### Goal
Leave out the pictures and repeat everything else in the records exactly.

Dataset records:
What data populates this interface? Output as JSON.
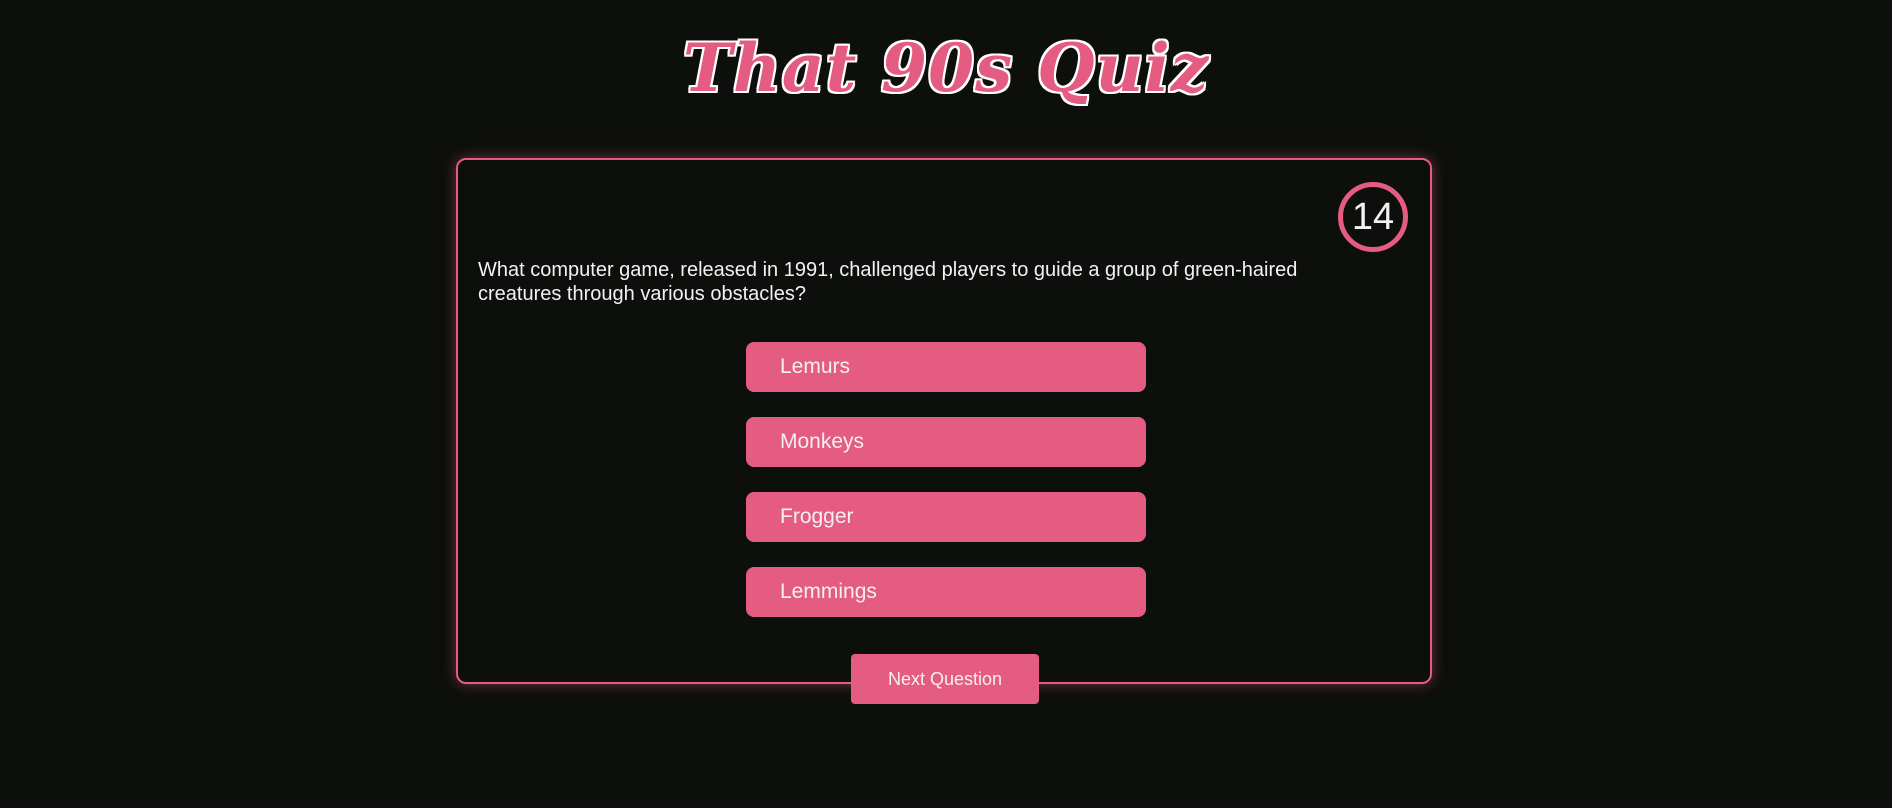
{
  "header": {
    "title": "That 90s Quiz"
  },
  "quiz": {
    "timer": "14",
    "question": "What computer game, released in 1991, challenged players to guide a group of green-haired creatures through various obstacles?",
    "answers": [
      "Lemurs",
      "Monkeys",
      "Frogger",
      "Lemmings"
    ],
    "next_label": "Next Question"
  },
  "colors": {
    "accent": "#e45c82",
    "background": "#0d0f0c",
    "text": "#f2f2f2"
  }
}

### Result for this task
What data populates this interface? Output as JSON.
{
  "header": {
    "title": "That 90s Quiz"
  },
  "quiz": {
    "timer": "14",
    "question": "What computer game, released in 1991, challenged players to guide a group of green-haired creatures through various obstacles?",
    "answers": [
      "Lemurs",
      "Monkeys",
      "Frogger",
      "Lemmings"
    ],
    "next_label": "Next Question"
  },
  "colors": {
    "accent": "#e45c82",
    "background": "#0d0f0c",
    "text": "#f2f2f2"
  }
}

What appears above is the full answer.